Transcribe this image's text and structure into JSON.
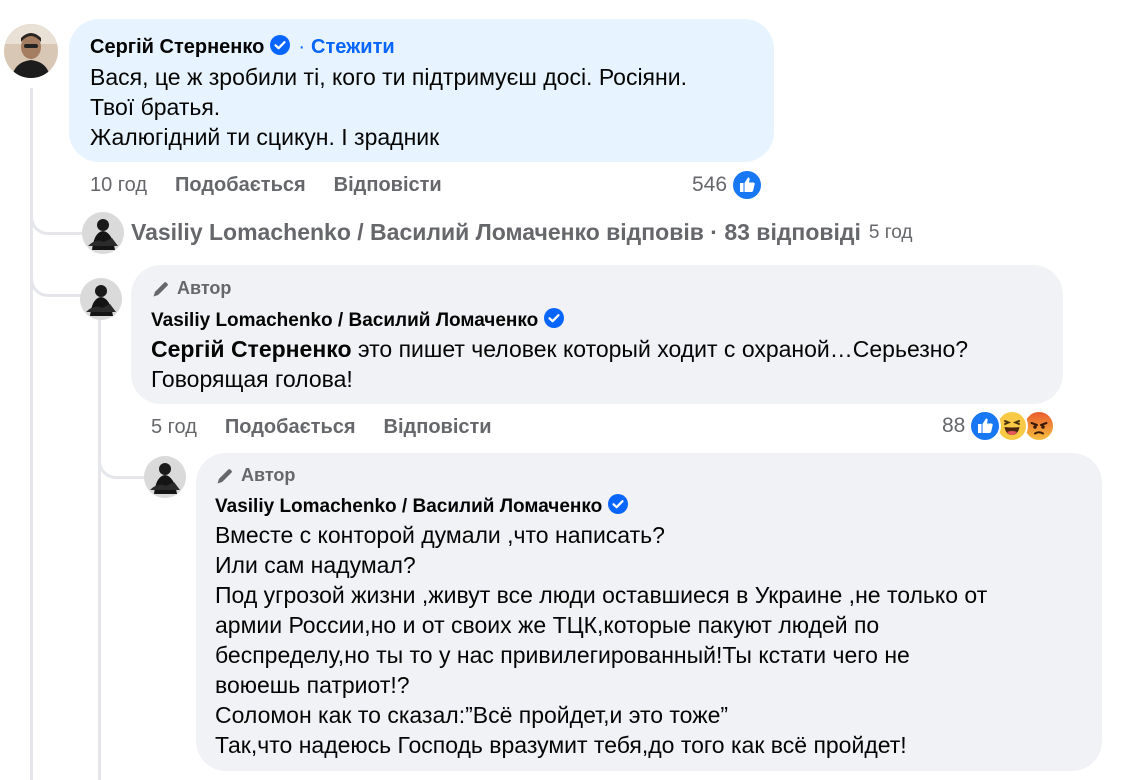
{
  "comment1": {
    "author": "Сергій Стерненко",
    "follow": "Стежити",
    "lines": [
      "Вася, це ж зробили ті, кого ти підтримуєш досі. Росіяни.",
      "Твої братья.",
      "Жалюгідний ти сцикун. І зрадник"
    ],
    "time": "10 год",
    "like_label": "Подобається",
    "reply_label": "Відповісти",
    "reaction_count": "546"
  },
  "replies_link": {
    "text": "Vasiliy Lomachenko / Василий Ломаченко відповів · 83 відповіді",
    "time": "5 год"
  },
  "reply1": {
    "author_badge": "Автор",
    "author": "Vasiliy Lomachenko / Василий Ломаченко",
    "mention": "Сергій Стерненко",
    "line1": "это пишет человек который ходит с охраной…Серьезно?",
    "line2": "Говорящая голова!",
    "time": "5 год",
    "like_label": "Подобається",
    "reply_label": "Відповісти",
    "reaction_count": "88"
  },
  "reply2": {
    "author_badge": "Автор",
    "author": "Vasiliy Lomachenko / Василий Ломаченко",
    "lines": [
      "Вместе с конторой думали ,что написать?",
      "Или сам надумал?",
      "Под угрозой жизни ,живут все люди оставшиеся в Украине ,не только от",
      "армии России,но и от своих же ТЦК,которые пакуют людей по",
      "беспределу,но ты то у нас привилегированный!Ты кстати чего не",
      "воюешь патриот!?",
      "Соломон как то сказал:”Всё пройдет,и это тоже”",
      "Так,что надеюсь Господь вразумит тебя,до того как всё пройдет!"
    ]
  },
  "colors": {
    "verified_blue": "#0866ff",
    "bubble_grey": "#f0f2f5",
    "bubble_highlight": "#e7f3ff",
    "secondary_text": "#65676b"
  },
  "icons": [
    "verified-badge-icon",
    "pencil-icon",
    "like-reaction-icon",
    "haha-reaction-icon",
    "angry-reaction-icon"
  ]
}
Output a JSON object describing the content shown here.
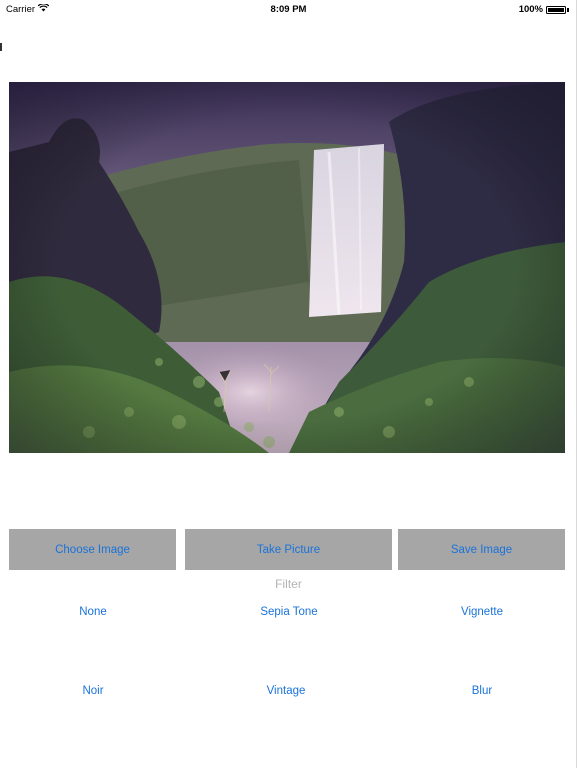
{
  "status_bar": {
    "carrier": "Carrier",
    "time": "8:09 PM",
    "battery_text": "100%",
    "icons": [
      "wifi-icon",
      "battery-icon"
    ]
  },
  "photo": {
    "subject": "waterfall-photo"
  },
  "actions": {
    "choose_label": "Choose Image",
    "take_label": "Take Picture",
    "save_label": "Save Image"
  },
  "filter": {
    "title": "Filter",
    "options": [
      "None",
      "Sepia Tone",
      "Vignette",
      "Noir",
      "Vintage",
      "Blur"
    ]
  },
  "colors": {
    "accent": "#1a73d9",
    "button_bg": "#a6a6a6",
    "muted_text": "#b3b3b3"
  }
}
━━━━━━━━━━
## WHAT TO DO
Repeat the material above in full and exactly, omitting the pictures.

## TASK RESPONSE
Transcribe this image's text and structure into JSON.
{
  "comment1": {
    "author": "Сергій Стерненко",
    "follow": "Стежити",
    "lines": [
      "Вася, це ж зробили ті, кого ти підтримуєш досі. Росіяни.",
      "Твої братья.",
      "Жалюгідний ти сцикун. І зрадник"
    ],
    "time": "10 год",
    "like_label": "Подобається",
    "reply_label": "Відповісти",
    "reaction_count": "546"
  },
  "replies_link": {
    "text": "Vasiliy Lomachenko / Василий Ломаченко відповів · 83 відповіді",
    "time": "5 год"
  },
  "reply1": {
    "author_badge": "Автор",
    "author": "Vasiliy Lomachenko / Василий Ломаченко",
    "mention": "Сергій Стерненко",
    "line1": "это пишет человек который ходит с охраной…Серьезно?",
    "line2": "Говорящая голова!",
    "time": "5 год",
    "like_label": "Подобається",
    "reply_label": "Відповісти",
    "reaction_count": "88"
  },
  "reply2": {
    "author_badge": "Автор",
    "author": "Vasiliy Lomachenko / Василий Ломаченко",
    "lines": [
      "Вместе с конторой думали ,что написать?",
      "Или сам надумал?",
      "Под угрозой жизни ,живут все люди оставшиеся в Украине ,не только от",
      "армии России,но и от своих же ТЦК,которые пакуют людей по",
      "беспределу,но ты то у нас привилегированный!Ты кстати чего не",
      "воюешь патриот!?",
      "Соломон как то сказал:”Всё пройдет,и это тоже”",
      "Так,что надеюсь Господь вразумит тебя,до того как всё пройдет!"
    ]
  },
  "colors": {
    "verified_blue": "#0866ff",
    "bubble_grey": "#f0f2f5",
    "bubble_highlight": "#e7f3ff",
    "secondary_text": "#65676b"
  },
  "icons": [
    "verified-badge-icon",
    "pencil-icon",
    "like-reaction-icon",
    "haha-reaction-icon",
    "angry-reaction-icon"
  ]
}
Output a JSON object describing the content shown here.
{
  "status_bar": {
    "carrier": "Carrier",
    "time": "8:09 PM",
    "battery_text": "100%",
    "icons": [
      "wifi-icon",
      "battery-icon"
    ]
  },
  "photo": {
    "subject": "waterfall-photo"
  },
  "actions": {
    "choose_label": "Choose Image",
    "take_label": "Take Picture",
    "save_label": "Save Image"
  },
  "filter": {
    "title": "Filter",
    "options": [
      "None",
      "Sepia Tone",
      "Vignette",
      "Noir",
      "Vintage",
      "Blur"
    ]
  },
  "colors": {
    "accent": "#1a73d9",
    "button_bg": "#a6a6a6",
    "muted_text": "#b3b3b3"
  }
}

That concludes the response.